I've been re-reading Rerum Novarum and Centesimus Annus in preparation for a presentation I'm giving at an upcoming conference on Human Ecology at CUA's School of Business and Economics. The late Fr. Ernest Fortin, political philosopher/theologian extraordinaire offers some keen analysis in volume 3 of Fortin's collected works, edited by Brian Benestad, Human Rights, Virtue, and the Common Good. The entire collection is worth reading and re-reading, as Fortin's comprehensive understanding of the tradition is much less common now, but for those of us particularly interested in the Catholic social teaching, volume 3 is a precious, untapped resource.
In his essay, "Sacred and Inviolable: Rerum Novarum and Natural Rights," Fr. Fortin applauds Pope Leo XIII's courageous insertion of the Church into the 'social question,' even as Fortin critiques what he takes to be an all too modern approach to questions concerning private property, the common good, and rights generally. Leo's attempt to synthesize these modern formulations with a more pre-modern return to "the nature and goals of civil society" is a difficult one, given the teleological starting point of the latter and the nonteleological starting point of the former.
Here's a bit (find the entire essay online here):
In a nutshell, what the encyclical calls for is nothing short of a wholesale return to a premodern and by and large Thomistic understanding of the nature and goals of civil society, whose insights are brought to bear on the new situation created by the rise of capitalism and the socialist reaction to it. That alone would be enough to set Rerum novarum apart as a document of unique theoretical and historical importance. One thing is certain: its publication marks the spectacular reentry of the Church into an arena from which it had been excluded as a major player by the great intellectual and political events of the Enlightenment and its aftermath. The other side of the story, and it is no less fascinating than the first, is that in elaborating its program for the reform of society Rerum novarum resorts to a number of categories that are proper to modern thought and not easily squared with its basic Thomism. Two of these merit special consideration: the overwhelming emphasis on the naturalness of private property and the doctrine of natural rights.
********************
*Aim A*. In the post on Rerum Novarum, which two modern categories does the quoted passage single out for special consideration?
*Aim B*. Pick up the post on Rerum Novarum after its final sentence and write the next part.

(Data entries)
********************
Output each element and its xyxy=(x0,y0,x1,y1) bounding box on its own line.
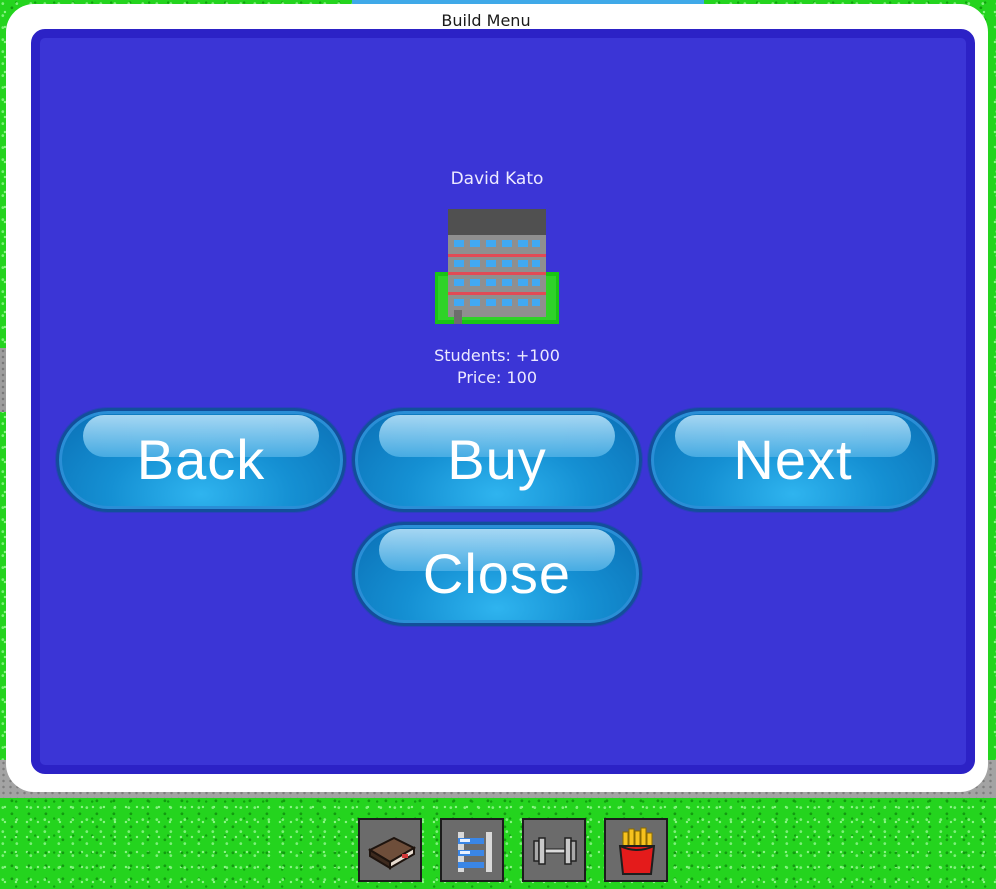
fries-icon xyxy=(618,827,656,875)
dumbbell-icon xyxy=(533,837,577,865)
book-icon xyxy=(367,836,417,870)
students-stat: Students: +100 xyxy=(434,346,560,365)
back-button[interactable]: Back xyxy=(56,408,346,512)
next-button[interactable]: Next xyxy=(648,408,938,512)
build-menu-body xyxy=(31,29,975,774)
toolbar-slot-gym[interactable] xyxy=(522,818,586,882)
building-stats: Students: +100 Price: 100 xyxy=(0,345,994,389)
next-button-label: Next xyxy=(733,428,853,491)
buy-button[interactable]: Buy xyxy=(352,408,642,512)
panel-title: Build Menu xyxy=(441,11,531,30)
close-button-label: Close xyxy=(422,542,572,605)
building-preview-image xyxy=(434,208,560,326)
building-name: David Kato xyxy=(450,169,544,189)
toolbar-slot-shelves[interactable] xyxy=(440,818,504,882)
toolbar-slot-book[interactable] xyxy=(358,818,422,882)
toolbar-slot-food[interactable] xyxy=(604,818,668,882)
close-button[interactable]: Close xyxy=(352,522,642,626)
price-stat: Price: 100 xyxy=(456,368,538,387)
back-button-label: Back xyxy=(136,428,266,491)
shelves-icon xyxy=(458,832,492,872)
buy-button-label: Buy xyxy=(447,428,547,491)
build-menu-panel: Build Menu xyxy=(6,4,988,792)
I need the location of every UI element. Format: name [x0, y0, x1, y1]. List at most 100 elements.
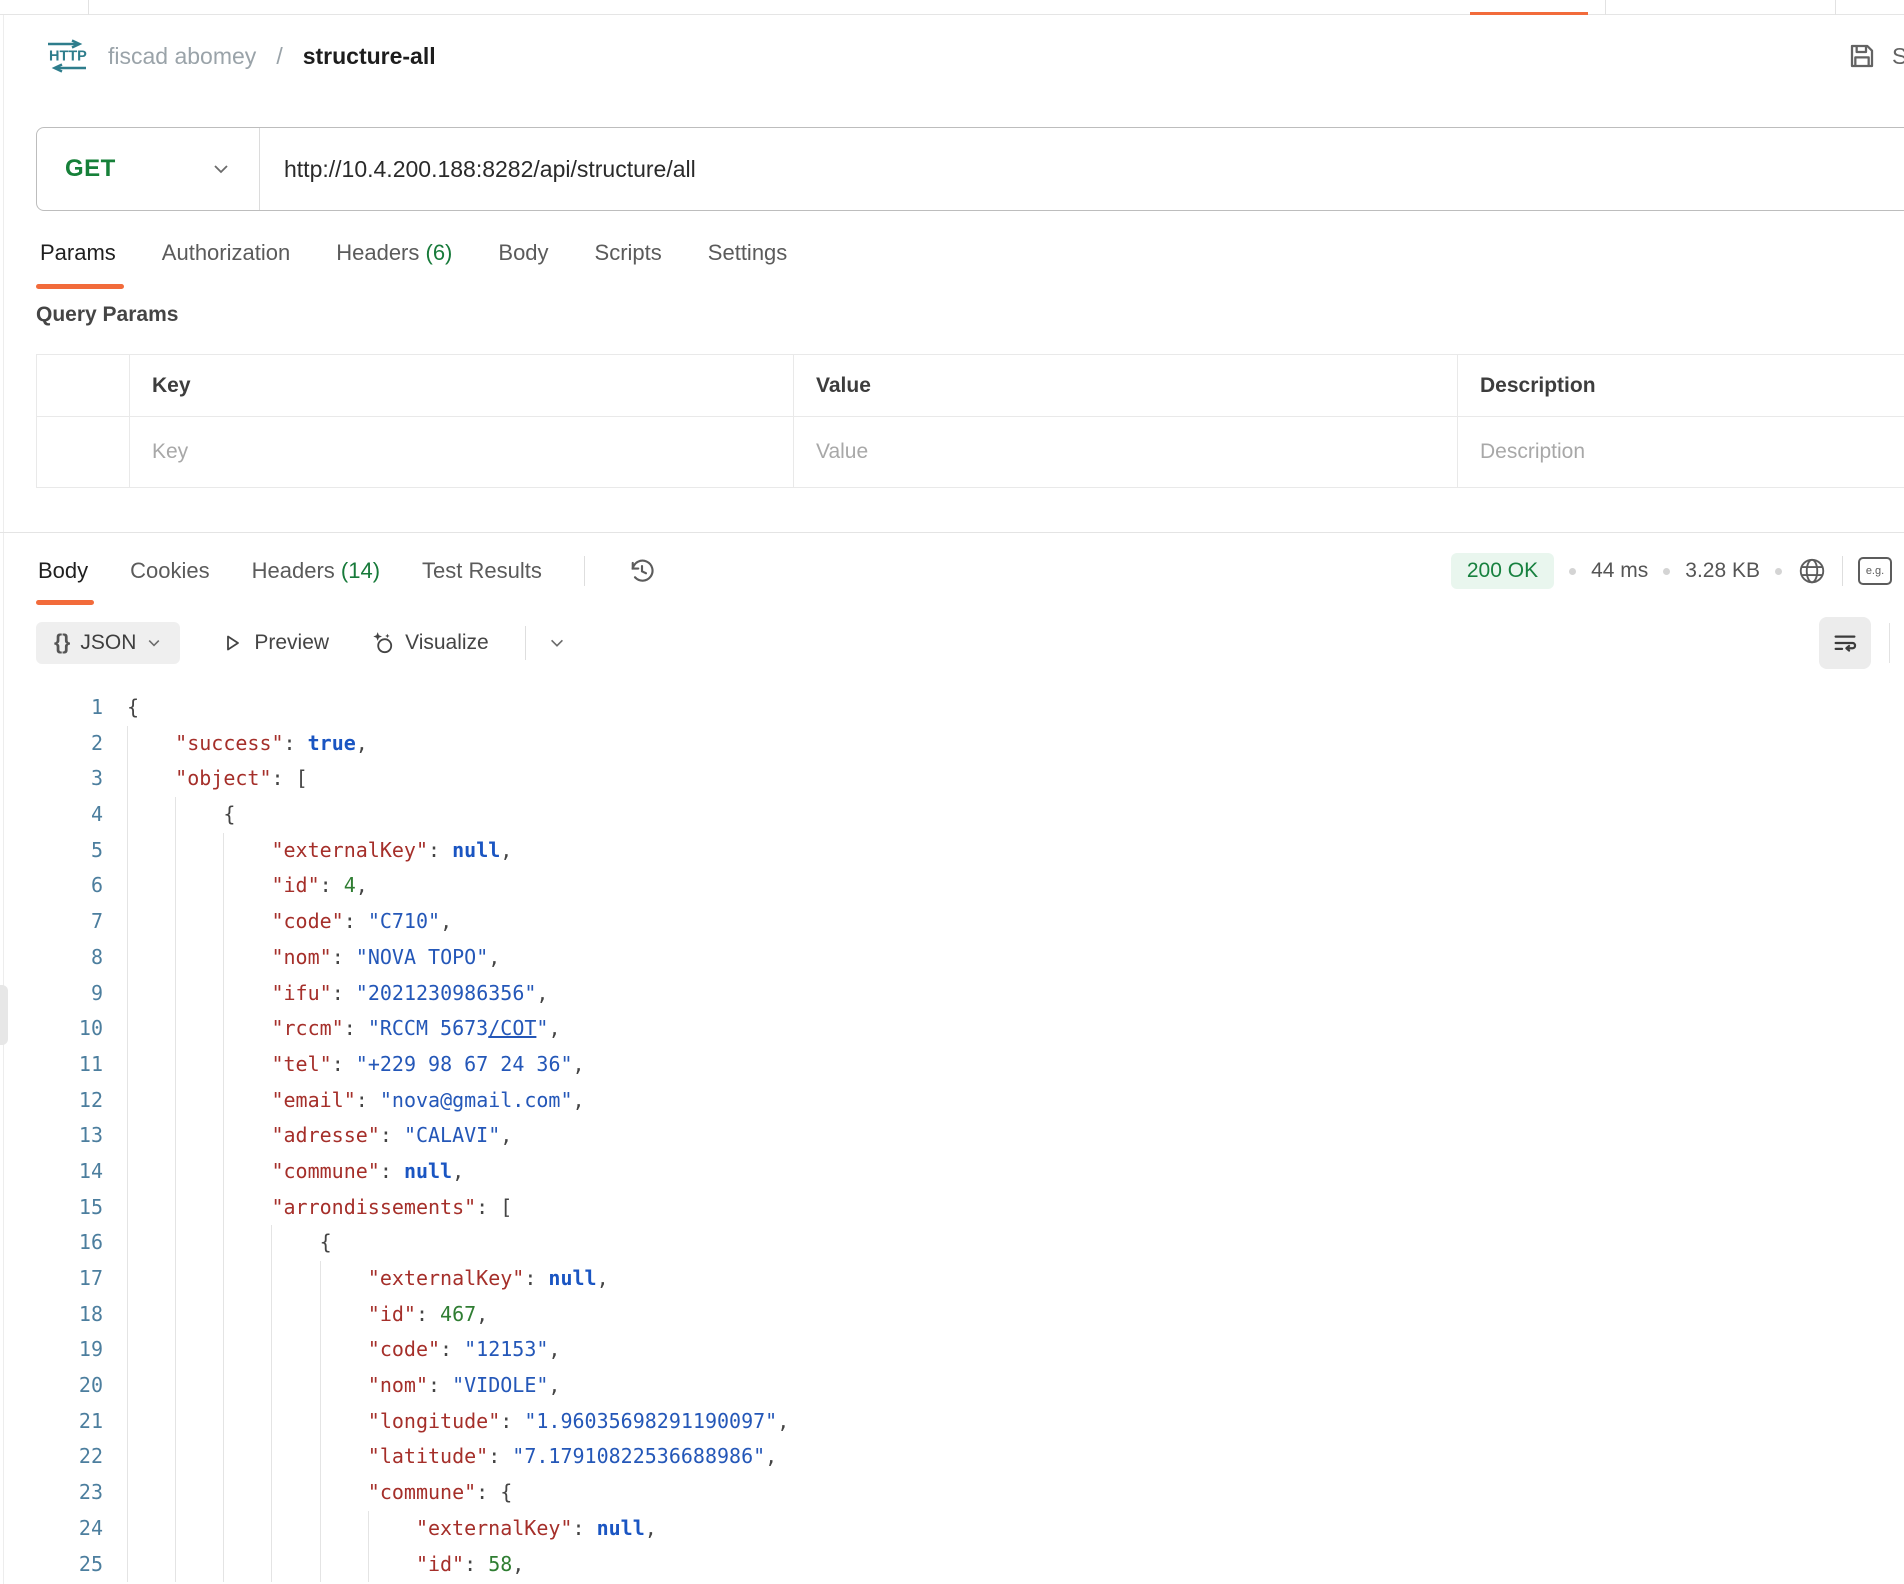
code-line: 11"tel": "+229 98 67 24 36", [0, 1047, 1904, 1083]
indent-guide [223, 868, 271, 904]
toolbar-right-divider [1889, 623, 1890, 663]
line-number: 7 [0, 904, 103, 940]
query-params-table: Key Value Description Key Value Descript… [36, 354, 1904, 488]
indent-guide [127, 1261, 175, 1297]
indent-guide [271, 1225, 319, 1261]
visualize-button[interactable]: Visualize [369, 630, 489, 656]
line-number: 19 [0, 1332, 103, 1368]
response-time: 44 ms [1591, 559, 1648, 583]
dot-separator [1775, 568, 1782, 575]
request-response-divider[interactable] [0, 532, 1904, 533]
tab-response-cookies[interactable]: Cookies [130, 558, 209, 584]
tab-settings[interactable]: Settings [708, 240, 788, 266]
indent-guide [271, 1511, 319, 1547]
indent-guide [223, 1475, 271, 1511]
indent-guide [271, 1475, 319, 1511]
tab-separator [1835, 0, 1836, 15]
wrap-text-button[interactable] [1819, 617, 1871, 669]
network-globe-icon[interactable] [1797, 556, 1827, 586]
magic-wand-icon [369, 630, 395, 656]
code-line: 4{ [0, 797, 1904, 833]
tab-headers[interactable]: Headers (6) [336, 240, 452, 266]
indent-guide [223, 1190, 271, 1226]
indent-guide [175, 1011, 223, 1047]
save-icon[interactable] [1846, 40, 1878, 72]
indent-guide [320, 1475, 368, 1511]
method-selector[interactable]: GET [37, 128, 260, 210]
line-number: 10 [0, 1011, 103, 1047]
tab-response-body[interactable]: Body [38, 558, 88, 584]
indent-guide [223, 1404, 271, 1440]
code-line: 24"externalKey": null, [0, 1511, 1904, 1547]
param-key-input[interactable]: Key [130, 417, 794, 487]
status-badge: 200 OK [1451, 553, 1554, 589]
param-select-column [37, 355, 130, 417]
line-number: 1 [0, 690, 103, 726]
indent-guide [127, 940, 175, 976]
indent-guide [271, 1261, 319, 1297]
indent-guide [127, 1332, 175, 1368]
dot-separator [1663, 568, 1670, 575]
dot-separator [1569, 568, 1576, 575]
indent-guide [127, 1154, 175, 1190]
url-input[interactable]: http://10.4.200.188:8282/api/structure/a… [260, 156, 696, 183]
wrap-text-icon [1831, 629, 1859, 657]
format-dropdown[interactable]: {} JSON [36, 622, 180, 664]
indent-guide [175, 1368, 223, 1404]
code-line: 5"externalKey": null, [0, 833, 1904, 869]
tab-test-results[interactable]: Test Results [422, 558, 542, 584]
indent-guide [223, 940, 271, 976]
code-line: 3"object": [ [0, 761, 1904, 797]
indent-guide [175, 1511, 223, 1547]
line-number: 23 [0, 1475, 103, 1511]
breadcrumb-separator: / [276, 43, 282, 70]
indent-guide [175, 1547, 223, 1583]
preview-button[interactable]: Preview [220, 631, 329, 655]
indent-guide [175, 1332, 223, 1368]
param-value-input[interactable]: Value [794, 417, 1458, 487]
active-response-tab-underline [36, 600, 94, 605]
param-description-input[interactable]: Description [1458, 417, 1904, 487]
indent-guide [223, 1297, 271, 1333]
tab-scripts[interactable]: Scripts [595, 240, 662, 266]
line-number: 14 [0, 1154, 103, 1190]
headers-count: (6) [426, 240, 453, 265]
line-number: 20 [0, 1368, 103, 1404]
code-line: 9"ifu": "2021230986356", [0, 976, 1904, 1012]
save-example-icon[interactable]: e.g. [1858, 557, 1892, 585]
indent-guide [127, 726, 175, 762]
line-number: 12 [0, 1083, 103, 1119]
indent-guide [127, 761, 175, 797]
toolbar-divider [525, 626, 526, 660]
tab-separator [1605, 0, 1606, 15]
request-tab-strip[interactable] [0, 0, 1904, 15]
indent-guide [175, 1083, 223, 1119]
tab-params[interactable]: Params [40, 240, 116, 266]
indent-guide [223, 1439, 271, 1475]
indent-guide [271, 1297, 319, 1333]
response-body-json[interactable]: 1{2"success": true,3"object": [4{5"exter… [0, 690, 1904, 1582]
tab-authorization[interactable]: Authorization [162, 240, 290, 266]
response-history-icon[interactable] [627, 556, 657, 586]
more-formats-chevron[interactable] [548, 634, 566, 652]
indent-guide [127, 1190, 175, 1226]
code-line: 13"adresse": "CALAVI", [0, 1118, 1904, 1154]
tab-body[interactable]: Body [498, 240, 548, 266]
breadcrumb-collection[interactable]: fiscad abomey [108, 43, 256, 70]
indent-guide [320, 1439, 368, 1475]
breadcrumb: HTTP fiscad abomey / structure-all [46, 36, 436, 76]
indent-guide [175, 1190, 223, 1226]
code-line: 20"nom": "VIDOLE", [0, 1368, 1904, 1404]
indent-guide [175, 1404, 223, 1440]
save-button-label[interactable]: S [1892, 43, 1904, 70]
indent-guide [175, 940, 223, 976]
code-line: 7"code": "C710", [0, 904, 1904, 940]
line-number: 6 [0, 868, 103, 904]
svg-text:HTTP: HTTP [49, 49, 87, 65]
indent-guide [127, 1547, 175, 1583]
breadcrumb-request-name: structure-all [303, 43, 436, 70]
tab-response-headers[interactable]: Headers (14) [252, 558, 380, 584]
indent-guide [175, 1297, 223, 1333]
indent-guide [223, 904, 271, 940]
braces-icon: {} [54, 631, 70, 655]
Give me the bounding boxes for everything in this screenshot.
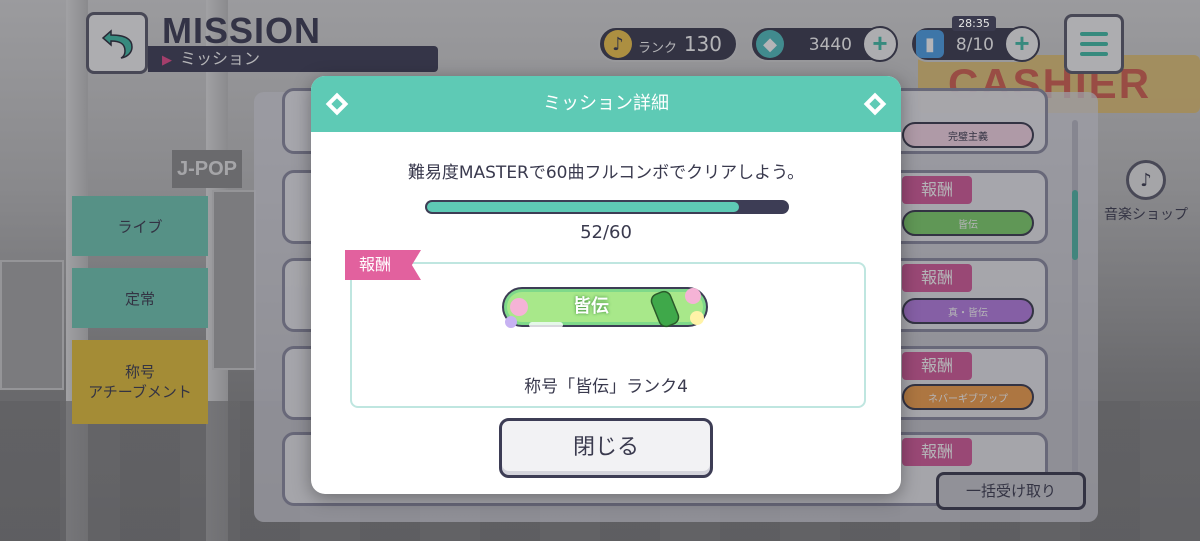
********************
*Response A*. The overwhelming emphasis on the naturalness of private property and the doctrine of natural rights.

*Response B*.
---
[T]he teaching and the language of Rerum novarum stem from two distinct traditions, one premodern and the other modern. The first is teleological and stresses duties. It holds that human beings are naturally political and directed to some preestablished end in the attainment of which they find their perfection or happiness. The second is nonteleological and stresses rights. It denies that there is any supreme good to which human beings are ordered by nature and views them from the standpoint of their beginning or the passions by which most of them are habitually moved, namely, the desire for security, comfort, pleasure, and the various amenities of life. For the same reason, it denies that they are natural parts of a larger whole whose common good is superior to the private good of its individual parts. In the course of the discussion, I pointed to some of the difficulties involved in any attempt to blend the two approaches...Can the encyclical be said to have achieved a genuine synthesis?
The challenge that it faced was rendered particularly acute by the radical heterogeneity of the positions whose amalgamation was being sought. The heart of the modern project was from the beginning and has remained ever since its so-called "realism." Its originators had concluded on the basis of experience that premodern ethical and political thought had failed because it made impossibly high demands on people. It studied human nature in the light of its noblest possibilities and was thus compelled to speak about an ideal that is seldom if ever achieved among human beings. In a word, it was Utopian or, to use Descartes's image, quixotic.
The best way to remedy the situation, it was decided, was to lower the standards of human behavior in order to increase their effectiveness or propose an ideal that was more easily attainable because less exacting. This led in due course to a recasting of all basic moral principles in terms of rights. Most people would rather be informed of their rights than reminded of their duties. Edmund Burke knew whereof he spoke when he said, "The little catechism of the rights of men is soon learned; and the inferences are in the passions."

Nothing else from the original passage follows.